**GIVEN EXERCISE**
Write out the material exactly, with the pictures left out.

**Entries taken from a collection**
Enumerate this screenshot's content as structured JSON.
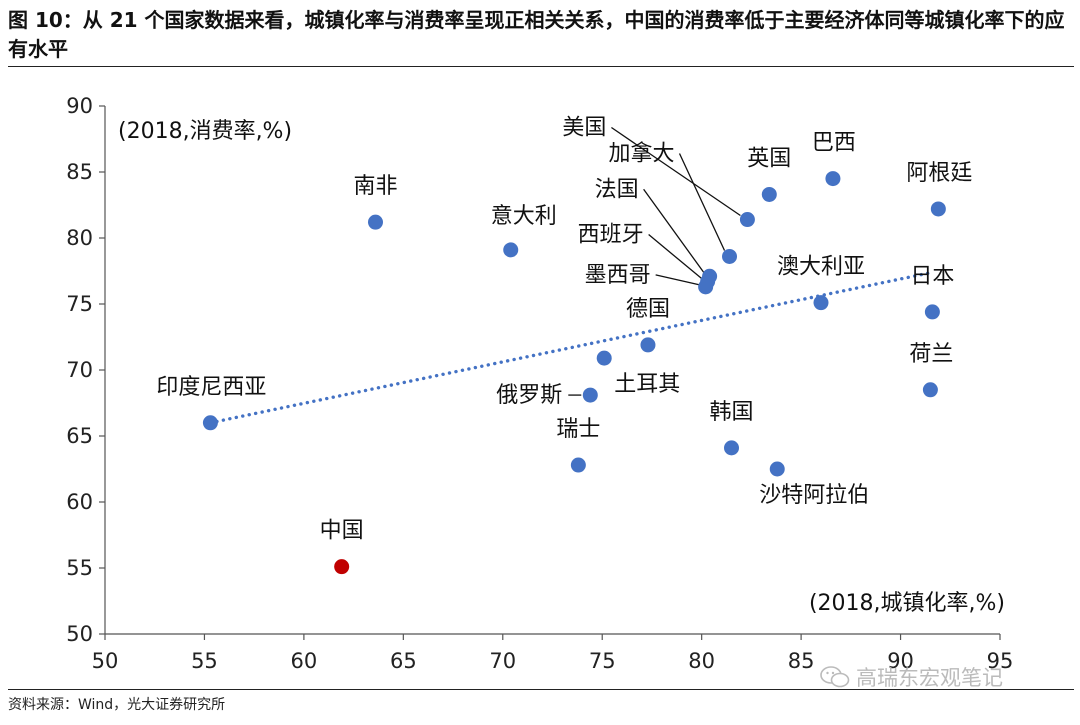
{
  "header": {
    "title": "图 10：从 21 个国家数据来看，城镇化率与消费率呈现正相关关系，中国的消费率低于主要经济体同等城镇化率下的应有水平"
  },
  "footer": {
    "source": "资料来源：Wind，光大证券研究所",
    "watermark": "高瑞东宏观笔记",
    "watermark_icon": "wechat-icon"
  },
  "chart_data": {
    "type": "scatter",
    "xlim": [
      50,
      95
    ],
    "ylim": [
      50,
      90
    ],
    "xticks": [
      50,
      55,
      60,
      65,
      70,
      75,
      80,
      85,
      90,
      95
    ],
    "yticks": [
      50,
      55,
      60,
      65,
      70,
      75,
      80,
      85,
      90
    ],
    "xlabel": "(2018,城镇化率,%)",
    "ylabel": "(2018,消费率,%)",
    "grid": false,
    "colors": {
      "points": "#4472C4",
      "highlight": "#C00000",
      "trendline": "#4472C4"
    },
    "points": [
      {
        "name": "南非",
        "x": 63.6,
        "y": 81.2
      },
      {
        "name": "意大利",
        "x": 70.4,
        "y": 79.1
      },
      {
        "name": "美国",
        "x": 82.3,
        "y": 81.4
      },
      {
        "name": "加拿大",
        "x": 81.4,
        "y": 78.6
      },
      {
        "name": "法国",
        "x": 80.4,
        "y": 77.1
      },
      {
        "name": "西班牙",
        "x": 80.3,
        "y": 76.7
      },
      {
        "name": "墨西哥",
        "x": 80.2,
        "y": 76.3
      },
      {
        "name": "英国",
        "x": 83.4,
        "y": 83.3
      },
      {
        "name": "巴西",
        "x": 86.6,
        "y": 84.5
      },
      {
        "name": "阿根廷",
        "x": 91.9,
        "y": 82.2
      },
      {
        "name": "澳大利亚",
        "x": 86.0,
        "y": 75.1
      },
      {
        "name": "日本",
        "x": 91.6,
        "y": 74.4
      },
      {
        "name": "德国",
        "x": 77.3,
        "y": 71.9
      },
      {
        "name": "土耳其",
        "x": 75.1,
        "y": 70.9
      },
      {
        "name": "俄罗斯",
        "x": 74.4,
        "y": 68.1
      },
      {
        "name": "荷兰",
        "x": 91.5,
        "y": 68.5
      },
      {
        "name": "印度尼西亚",
        "x": 55.3,
        "y": 66.0
      },
      {
        "name": "瑞士",
        "x": 73.8,
        "y": 62.8
      },
      {
        "name": "韩国",
        "x": 81.5,
        "y": 64.1
      },
      {
        "name": "沙特阿拉伯",
        "x": 83.8,
        "y": 62.5
      },
      {
        "name": "中国",
        "x": 61.9,
        "y": 55.1,
        "highlight": true
      }
    ],
    "trendline": {
      "style": "dotted",
      "x": [
        55.3,
        91.6
      ],
      "y": [
        66.0,
        77.4
      ]
    }
  }
}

**REPLY**
Enumerate this screenshot's content as structured JSON.
{
  "header": {
    "title": "图 10：从 21 个国家数据来看，城镇化率与消费率呈现正相关关系，中国的消费率低于主要经济体同等城镇化率下的应有水平"
  },
  "footer": {
    "source": "资料来源：Wind，光大证券研究所",
    "watermark": "高瑞东宏观笔记",
    "watermark_icon": "wechat-icon"
  },
  "chart_data": {
    "type": "scatter",
    "xlim": [
      50,
      95
    ],
    "ylim": [
      50,
      90
    ],
    "xticks": [
      50,
      55,
      60,
      65,
      70,
      75,
      80,
      85,
      90,
      95
    ],
    "yticks": [
      50,
      55,
      60,
      65,
      70,
      75,
      80,
      85,
      90
    ],
    "xlabel": "(2018,城镇化率,%)",
    "ylabel": "(2018,消费率,%)",
    "grid": false,
    "colors": {
      "points": "#4472C4",
      "highlight": "#C00000",
      "trendline": "#4472C4"
    },
    "points": [
      {
        "name": "南非",
        "x": 63.6,
        "y": 81.2
      },
      {
        "name": "意大利",
        "x": 70.4,
        "y": 79.1
      },
      {
        "name": "美国",
        "x": 82.3,
        "y": 81.4
      },
      {
        "name": "加拿大",
        "x": 81.4,
        "y": 78.6
      },
      {
        "name": "法国",
        "x": 80.4,
        "y": 77.1
      },
      {
        "name": "西班牙",
        "x": 80.3,
        "y": 76.7
      },
      {
        "name": "墨西哥",
        "x": 80.2,
        "y": 76.3
      },
      {
        "name": "英国",
        "x": 83.4,
        "y": 83.3
      },
      {
        "name": "巴西",
        "x": 86.6,
        "y": 84.5
      },
      {
        "name": "阿根廷",
        "x": 91.9,
        "y": 82.2
      },
      {
        "name": "澳大利亚",
        "x": 86.0,
        "y": 75.1
      },
      {
        "name": "日本",
        "x": 91.6,
        "y": 74.4
      },
      {
        "name": "德国",
        "x": 77.3,
        "y": 71.9
      },
      {
        "name": "土耳其",
        "x": 75.1,
        "y": 70.9
      },
      {
        "name": "俄罗斯",
        "x": 74.4,
        "y": 68.1
      },
      {
        "name": "荷兰",
        "x": 91.5,
        "y": 68.5
      },
      {
        "name": "印度尼西亚",
        "x": 55.3,
        "y": 66.0
      },
      {
        "name": "瑞士",
        "x": 73.8,
        "y": 62.8
      },
      {
        "name": "韩国",
        "x": 81.5,
        "y": 64.1
      },
      {
        "name": "沙特阿拉伯",
        "x": 83.8,
        "y": 62.5
      },
      {
        "name": "中国",
        "x": 61.9,
        "y": 55.1,
        "highlight": true
      }
    ],
    "trendline": {
      "style": "dotted",
      "x": [
        55.3,
        91.6
      ],
      "y": [
        66.0,
        77.4
      ]
    }
  }
}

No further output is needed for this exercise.